▶
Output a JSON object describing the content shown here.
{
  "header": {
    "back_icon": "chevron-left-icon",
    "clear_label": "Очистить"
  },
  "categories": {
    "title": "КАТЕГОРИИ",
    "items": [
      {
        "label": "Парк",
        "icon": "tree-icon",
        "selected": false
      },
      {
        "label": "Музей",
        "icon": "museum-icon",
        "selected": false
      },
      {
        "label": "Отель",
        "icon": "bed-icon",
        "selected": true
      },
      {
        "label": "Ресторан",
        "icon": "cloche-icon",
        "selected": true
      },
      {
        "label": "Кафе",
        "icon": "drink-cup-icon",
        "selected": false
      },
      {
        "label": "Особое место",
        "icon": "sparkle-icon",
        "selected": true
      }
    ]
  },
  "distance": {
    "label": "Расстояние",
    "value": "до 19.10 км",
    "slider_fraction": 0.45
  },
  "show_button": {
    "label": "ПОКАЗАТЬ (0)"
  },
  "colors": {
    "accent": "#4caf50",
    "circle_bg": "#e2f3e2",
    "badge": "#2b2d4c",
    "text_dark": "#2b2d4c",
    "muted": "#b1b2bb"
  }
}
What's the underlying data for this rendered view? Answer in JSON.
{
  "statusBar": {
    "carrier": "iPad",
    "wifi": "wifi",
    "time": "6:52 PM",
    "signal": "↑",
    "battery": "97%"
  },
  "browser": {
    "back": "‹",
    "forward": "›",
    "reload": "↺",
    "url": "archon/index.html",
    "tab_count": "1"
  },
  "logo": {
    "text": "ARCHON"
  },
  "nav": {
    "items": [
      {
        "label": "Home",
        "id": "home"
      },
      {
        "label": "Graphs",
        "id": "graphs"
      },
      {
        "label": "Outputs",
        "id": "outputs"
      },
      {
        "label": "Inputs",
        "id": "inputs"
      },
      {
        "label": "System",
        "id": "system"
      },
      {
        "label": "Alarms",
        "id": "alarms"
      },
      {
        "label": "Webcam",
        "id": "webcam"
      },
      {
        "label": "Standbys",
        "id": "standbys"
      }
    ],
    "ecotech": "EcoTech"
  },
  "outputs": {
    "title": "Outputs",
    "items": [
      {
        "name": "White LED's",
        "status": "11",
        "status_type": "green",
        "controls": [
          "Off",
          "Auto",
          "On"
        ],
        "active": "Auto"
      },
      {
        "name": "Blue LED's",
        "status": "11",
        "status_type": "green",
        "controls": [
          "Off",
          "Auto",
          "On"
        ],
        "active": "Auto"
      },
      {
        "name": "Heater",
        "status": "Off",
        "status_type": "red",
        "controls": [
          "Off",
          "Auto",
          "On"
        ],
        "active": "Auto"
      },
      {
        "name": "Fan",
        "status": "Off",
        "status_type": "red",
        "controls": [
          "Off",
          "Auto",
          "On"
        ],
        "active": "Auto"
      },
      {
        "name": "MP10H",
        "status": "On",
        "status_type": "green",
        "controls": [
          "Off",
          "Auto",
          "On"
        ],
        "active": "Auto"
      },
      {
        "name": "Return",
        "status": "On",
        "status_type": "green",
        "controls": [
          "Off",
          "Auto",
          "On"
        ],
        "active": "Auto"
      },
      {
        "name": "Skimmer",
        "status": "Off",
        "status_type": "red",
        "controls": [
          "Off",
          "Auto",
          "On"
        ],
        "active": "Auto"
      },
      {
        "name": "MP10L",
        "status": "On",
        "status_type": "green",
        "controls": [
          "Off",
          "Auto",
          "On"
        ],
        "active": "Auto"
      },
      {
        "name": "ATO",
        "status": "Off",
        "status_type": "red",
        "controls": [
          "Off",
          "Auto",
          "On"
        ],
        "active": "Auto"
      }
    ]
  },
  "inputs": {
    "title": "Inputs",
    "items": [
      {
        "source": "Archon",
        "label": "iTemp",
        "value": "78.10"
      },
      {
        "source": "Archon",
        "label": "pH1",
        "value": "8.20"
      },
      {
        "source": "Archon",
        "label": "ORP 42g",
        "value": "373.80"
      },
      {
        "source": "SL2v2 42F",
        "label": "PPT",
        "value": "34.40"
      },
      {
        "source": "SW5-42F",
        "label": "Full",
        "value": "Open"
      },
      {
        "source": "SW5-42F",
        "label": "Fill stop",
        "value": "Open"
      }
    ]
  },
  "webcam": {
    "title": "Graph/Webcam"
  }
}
◀
## GIVEN EXERCISE
Using the data above, repeat every line exactly.

## REPLY
Output a JSON object describing the content shown here.
{
  "header": {
    "back_icon": "chevron-left-icon",
    "clear_label": "Очистить"
  },
  "categories": {
    "title": "КАТЕГОРИИ",
    "items": [
      {
        "label": "Парк",
        "icon": "tree-icon",
        "selected": false
      },
      {
        "label": "Музей",
        "icon": "museum-icon",
        "selected": false
      },
      {
        "label": "Отель",
        "icon": "bed-icon",
        "selected": true
      },
      {
        "label": "Ресторан",
        "icon": "cloche-icon",
        "selected": true
      },
      {
        "label": "Кафе",
        "icon": "drink-cup-icon",
        "selected": false
      },
      {
        "label": "Особое место",
        "icon": "sparkle-icon",
        "selected": true
      }
    ]
  },
  "distance": {
    "label": "Расстояние",
    "value": "до 19.10 км",
    "slider_fraction": 0.45
  },
  "show_button": {
    "label": "ПОКАЗАТЬ (0)"
  },
  "colors": {
    "accent": "#4caf50",
    "circle_bg": "#e2f3e2",
    "badge": "#2b2d4c",
    "text_dark": "#2b2d4c",
    "muted": "#b1b2bb"
  }
}
What's the underlying data for this rendered view? Answer in JSON.
{
  "statusBar": {
    "carrier": "iPad",
    "wifi": "wifi",
    "time": "6:52 PM",
    "signal": "↑",
    "battery": "97%"
  },
  "browser": {
    "back": "‹",
    "forward": "›",
    "reload": "↺",
    "url": "archon/index.html",
    "tab_count": "1"
  },
  "logo": {
    "text": "ARCHON"
  },
  "nav": {
    "items": [
      {
        "label": "Home",
        "id": "home"
      },
      {
        "label": "Graphs",
        "id": "graphs"
      },
      {
        "label": "Outputs",
        "id": "outputs"
      },
      {
        "label": "Inputs",
        "id": "inputs"
      },
      {
        "label": "System",
        "id": "system"
      },
      {
        "label": "Alarms",
        "id": "alarms"
      },
      {
        "label": "Webcam",
        "id": "webcam"
      },
      {
        "label": "Standbys",
        "id": "standbys"
      }
    ],
    "ecotech": "EcoTech"
  },
  "outputs": {
    "title": "Outputs",
    "items": [
      {
        "name": "White LED's",
        "status": "11",
        "status_type": "green",
        "controls": [
          "Off",
          "Auto",
          "On"
        ],
        "active": "Auto"
      },
      {
        "name": "Blue LED's",
        "status": "11",
        "status_type": "green",
        "controls": [
          "Off",
          "Auto",
          "On"
        ],
        "active": "Auto"
      },
      {
        "name": "Heater",
        "status": "Off",
        "status_type": "red",
        "controls": [
          "Off",
          "Auto",
          "On"
        ],
        "active": "Auto"
      },
      {
        "name": "Fan",
        "status": "Off",
        "status_type": "red",
        "controls": [
          "Off",
          "Auto",
          "On"
        ],
        "active": "Auto"
      },
      {
        "name": "MP10H",
        "status": "On",
        "status_type": "green",
        "controls": [
          "Off",
          "Auto",
          "On"
        ],
        "active": "Auto"
      },
      {
        "name": "Return",
        "status": "On",
        "status_type": "green",
        "controls": [
          "Off",
          "Auto",
          "On"
        ],
        "active": "Auto"
      },
      {
        "name": "Skimmer",
        "status": "Off",
        "status_type": "red",
        "controls": [
          "Off",
          "Auto",
          "On"
        ],
        "active": "Auto"
      },
      {
        "name": "MP10L",
        "status": "On",
        "status_type": "green",
        "controls": [
          "Off",
          "Auto",
          "On"
        ],
        "active": "Auto"
      },
      {
        "name": "ATO",
        "status": "Off",
        "status_type": "red",
        "controls": [
          "Off",
          "Auto",
          "On"
        ],
        "active": "Auto"
      }
    ]
  },
  "inputs": {
    "title": "Inputs",
    "items": [
      {
        "source": "Archon",
        "label": "iTemp",
        "value": "78.10"
      },
      {
        "source": "Archon",
        "label": "pH1",
        "value": "8.20"
      },
      {
        "source": "Archon",
        "label": "ORP 42g",
        "value": "373.80"
      },
      {
        "source": "SL2v2 42F",
        "label": "PPT",
        "value": "34.40"
      },
      {
        "source": "SW5-42F",
        "label": "Full",
        "value": "Open"
      },
      {
        "source": "SW5-42F",
        "label": "Fill stop",
        "value": "Open"
      }
    ]
  },
  "webcam": {
    "title": "Graph/Webcam"
  }
}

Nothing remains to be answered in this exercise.